## START DATA FOR THE TASK

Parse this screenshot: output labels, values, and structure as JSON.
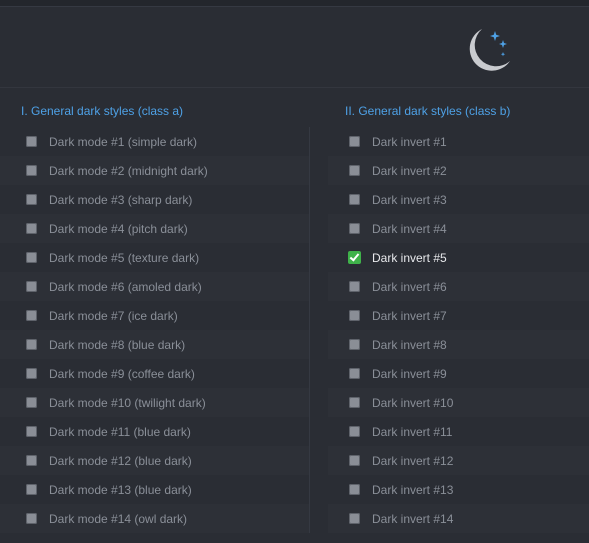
{
  "colors": {
    "background": "#2a2d34",
    "accent": "#4ea1e6",
    "checked": "#3fb24a"
  },
  "header": {
    "icon": "moon-stars-icon"
  },
  "class_a": {
    "title": "I. General dark styles (class a)",
    "items": [
      {
        "label": "Dark mode #1 (simple dark)",
        "checked": false
      },
      {
        "label": "Dark mode #2 (midnight dark)",
        "checked": false
      },
      {
        "label": "Dark mode #3 (sharp dark)",
        "checked": false
      },
      {
        "label": "Dark mode #4 (pitch dark)",
        "checked": false
      },
      {
        "label": "Dark mode #5 (texture dark)",
        "checked": false
      },
      {
        "label": "Dark mode #6 (amoled dark)",
        "checked": false
      },
      {
        "label": "Dark mode #7 (ice dark)",
        "checked": false
      },
      {
        "label": "Dark mode #8 (blue dark)",
        "checked": false
      },
      {
        "label": "Dark mode #9 (coffee dark)",
        "checked": false
      },
      {
        "label": "Dark mode #10 (twilight dark)",
        "checked": false
      },
      {
        "label": "Dark mode #11 (blue dark)",
        "checked": false
      },
      {
        "label": "Dark mode #12 (blue dark)",
        "checked": false
      },
      {
        "label": "Dark mode #13 (blue dark)",
        "checked": false
      },
      {
        "label": "Dark mode #14 (owl dark)",
        "checked": false
      }
    ]
  },
  "class_b": {
    "title": "II. General dark styles (class b)",
    "items": [
      {
        "label": "Dark invert #1",
        "checked": false
      },
      {
        "label": "Dark invert #2",
        "checked": false
      },
      {
        "label": "Dark invert #3",
        "checked": false
      },
      {
        "label": "Dark invert #4",
        "checked": false
      },
      {
        "label": "Dark invert #5",
        "checked": true
      },
      {
        "label": "Dark invert #6",
        "checked": false
      },
      {
        "label": "Dark invert #7",
        "checked": false
      },
      {
        "label": "Dark invert #8",
        "checked": false
      },
      {
        "label": "Dark invert #9",
        "checked": false
      },
      {
        "label": "Dark invert #10",
        "checked": false
      },
      {
        "label": "Dark invert #11",
        "checked": false
      },
      {
        "label": "Dark invert #12",
        "checked": false
      },
      {
        "label": "Dark invert #13",
        "checked": false
      },
      {
        "label": "Dark invert #14",
        "checked": false
      }
    ]
  }
}
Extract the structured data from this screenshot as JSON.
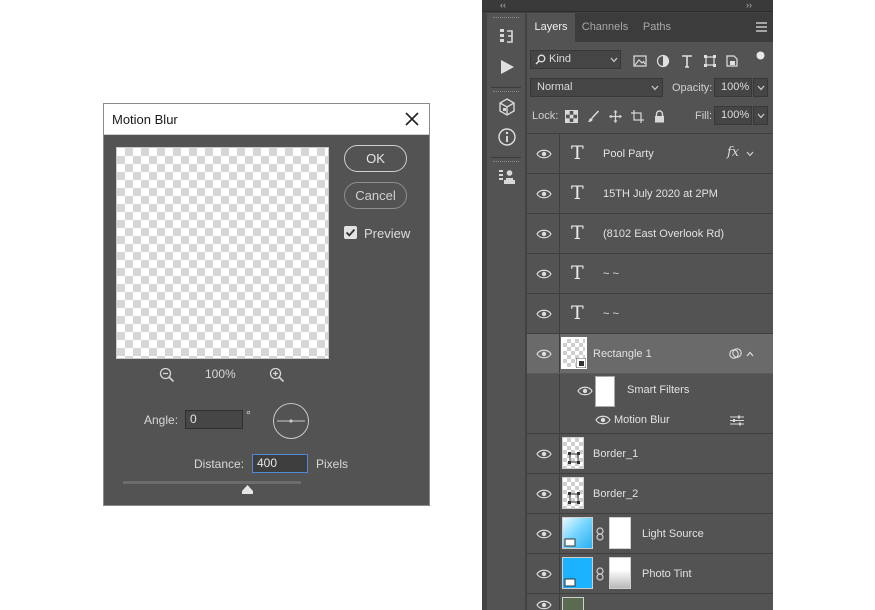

## END DATA FOR THE TASK

• **AIM OF THE TASK**
Show every line from the entries above in which the word "General" appears.

• **EXPECTED ANSWER**
    "title": "I. General dark styles (class a)",
    "title": "II. General dark styles (class b)",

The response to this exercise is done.